- **Challenge**: Copy each line containing the word "title" from the records that follow, please.

- **Dataset excerpts**:
· · · · ·
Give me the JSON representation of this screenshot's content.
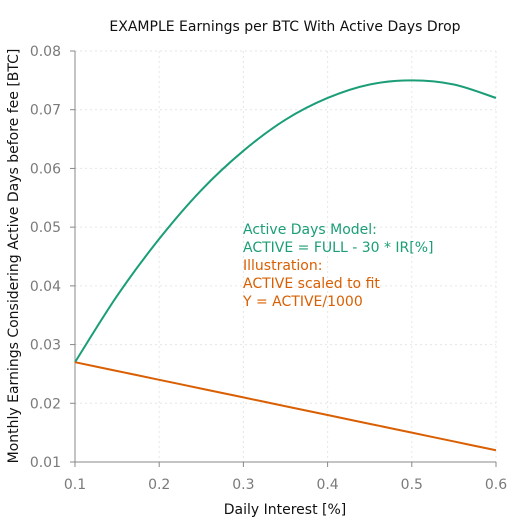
{
  "chart_data": {
    "type": "line",
    "title": "EXAMPLE Earnings per BTC With Active Days Drop",
    "xlabel": "Daily Interest [%]",
    "ylabel": "Monthly Earnings Considering Active Days before fee [BTC]",
    "xlim": [
      0.1,
      0.6
    ],
    "ylim": [
      0.01,
      0.08
    ],
    "xticks": [
      0.1,
      0.2,
      0.3,
      0.4,
      0.5,
      0.6
    ],
    "yticks": [
      0.01,
      0.02,
      0.03,
      0.04,
      0.05,
      0.06,
      0.07,
      0.08
    ],
    "grid": true,
    "series": [
      {
        "color": "#1b9e77",
        "x": [
          0.1,
          0.15,
          0.2,
          0.25,
          0.3,
          0.35,
          0.4,
          0.45,
          0.5,
          0.55,
          0.6
        ],
        "values": [
          0.027,
          0.0383,
          0.048,
          0.0563,
          0.063,
          0.0683,
          0.072,
          0.0743,
          0.075,
          0.0743,
          0.072
        ]
      },
      {
        "color": "#d95f02",
        "x": [
          0.1,
          0.15,
          0.2,
          0.25,
          0.3,
          0.35,
          0.4,
          0.45,
          0.5,
          0.55,
          0.6
        ],
        "values": [
          0.027,
          0.0255,
          0.024,
          0.0225,
          0.021,
          0.0195,
          0.018,
          0.0165,
          0.015,
          0.0135,
          0.012
        ]
      }
    ],
    "annotations": [
      {
        "text": "Active Days Model:",
        "color": "#1b9e77"
      },
      {
        "text": "ACTIVE = FULL - 30 * IR[%]",
        "color": "#1b9e77"
      },
      {
        "text": "Illustration:",
        "color": "#d95f02"
      },
      {
        "text": "ACTIVE scaled to fit",
        "color": "#d95f02"
      },
      {
        "text": "Y = ACTIVE/1000",
        "color": "#d95f02"
      }
    ]
  }
}
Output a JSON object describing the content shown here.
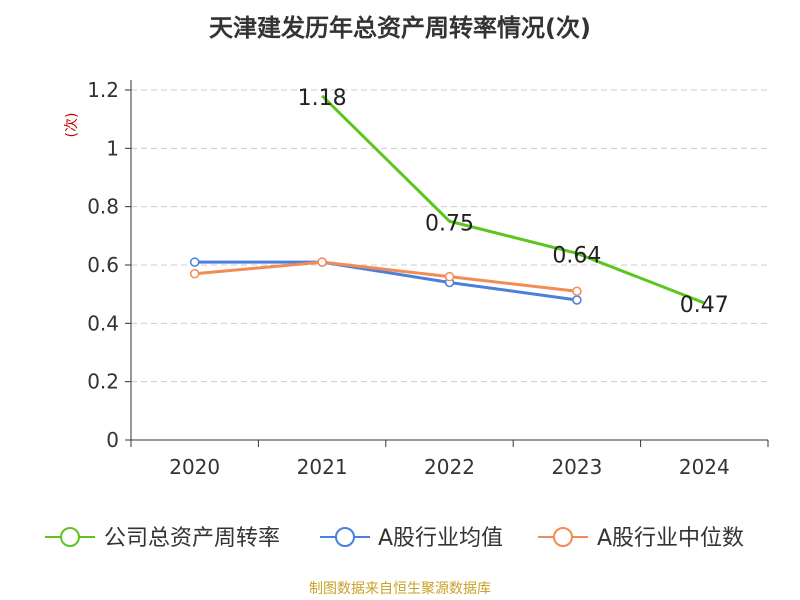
{
  "title": "天津建发历年总资产周转率情况(次)",
  "footer": "制图数据来自恒生聚源数据库",
  "colors": {
    "company": "#5cc61e",
    "avg": "#4a7fdc",
    "median": "#f28b54",
    "unit": "#cc0000"
  },
  "chart_data": {
    "type": "line",
    "title": "天津建发历年总资产周转率情况(次)",
    "ylabel": "(次)",
    "categories": [
      "2020",
      "2021",
      "2022",
      "2023",
      "2024"
    ],
    "ylim": [
      0,
      1.2
    ],
    "yticks": [
      "0",
      "0.2",
      "0.4",
      "0.6",
      "0.8",
      "1",
      "1.2"
    ],
    "grid": true,
    "legend_position": "bottom",
    "series": [
      {
        "name": "公司总资产周转率",
        "values": [
          null,
          1.18,
          0.75,
          0.64,
          0.47
        ],
        "labels": [
          "",
          "1.18",
          "0.75",
          "0.64",
          "0.47"
        ]
      },
      {
        "name": "A股行业均值",
        "values": [
          0.61,
          0.61,
          0.54,
          0.48,
          null
        ]
      },
      {
        "name": "A股行业中位数",
        "values": [
          0.57,
          0.61,
          0.56,
          0.51,
          null
        ]
      }
    ]
  }
}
· · · · ·
- **In response**:
    "title": "EXAMPLE Earnings per BTC With Active Days Drop",
  "title": "天津建发历年总资产周转率情况(次)",
    "title": "天津建发历年总资产周转率情况(次)",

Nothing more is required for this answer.